Look for "label" in the listing below. Gather each line that contains it.

☆ ☆ ☆ ☆ ☆

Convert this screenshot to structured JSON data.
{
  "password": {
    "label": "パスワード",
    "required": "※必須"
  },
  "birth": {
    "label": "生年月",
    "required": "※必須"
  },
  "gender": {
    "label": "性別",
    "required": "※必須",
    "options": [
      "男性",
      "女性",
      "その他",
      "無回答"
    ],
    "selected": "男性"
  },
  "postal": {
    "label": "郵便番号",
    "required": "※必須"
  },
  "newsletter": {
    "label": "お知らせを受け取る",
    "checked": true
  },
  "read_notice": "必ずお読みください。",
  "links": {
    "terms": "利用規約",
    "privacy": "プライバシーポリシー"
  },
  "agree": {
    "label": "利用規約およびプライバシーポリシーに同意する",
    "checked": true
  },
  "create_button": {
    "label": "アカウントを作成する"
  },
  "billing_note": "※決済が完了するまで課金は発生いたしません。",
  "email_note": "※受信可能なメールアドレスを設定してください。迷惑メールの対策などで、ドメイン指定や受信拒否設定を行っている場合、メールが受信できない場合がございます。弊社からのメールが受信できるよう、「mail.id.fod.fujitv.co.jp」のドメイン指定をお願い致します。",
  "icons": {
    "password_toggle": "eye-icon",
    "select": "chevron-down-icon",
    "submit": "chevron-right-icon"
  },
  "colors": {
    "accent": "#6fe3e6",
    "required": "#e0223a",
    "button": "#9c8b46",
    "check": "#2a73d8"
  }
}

☆ ☆ ☆ ☆ ☆

[Written solution]
    "label": "パスワード",
    "label": "生年月",
    "label": "性別",
    "label": "郵便番号",
    "label": "お知らせを受け取る",
    "label": "利用規約およびプライバシーポリシーに同意する",
    "label": "アカウントを作成する"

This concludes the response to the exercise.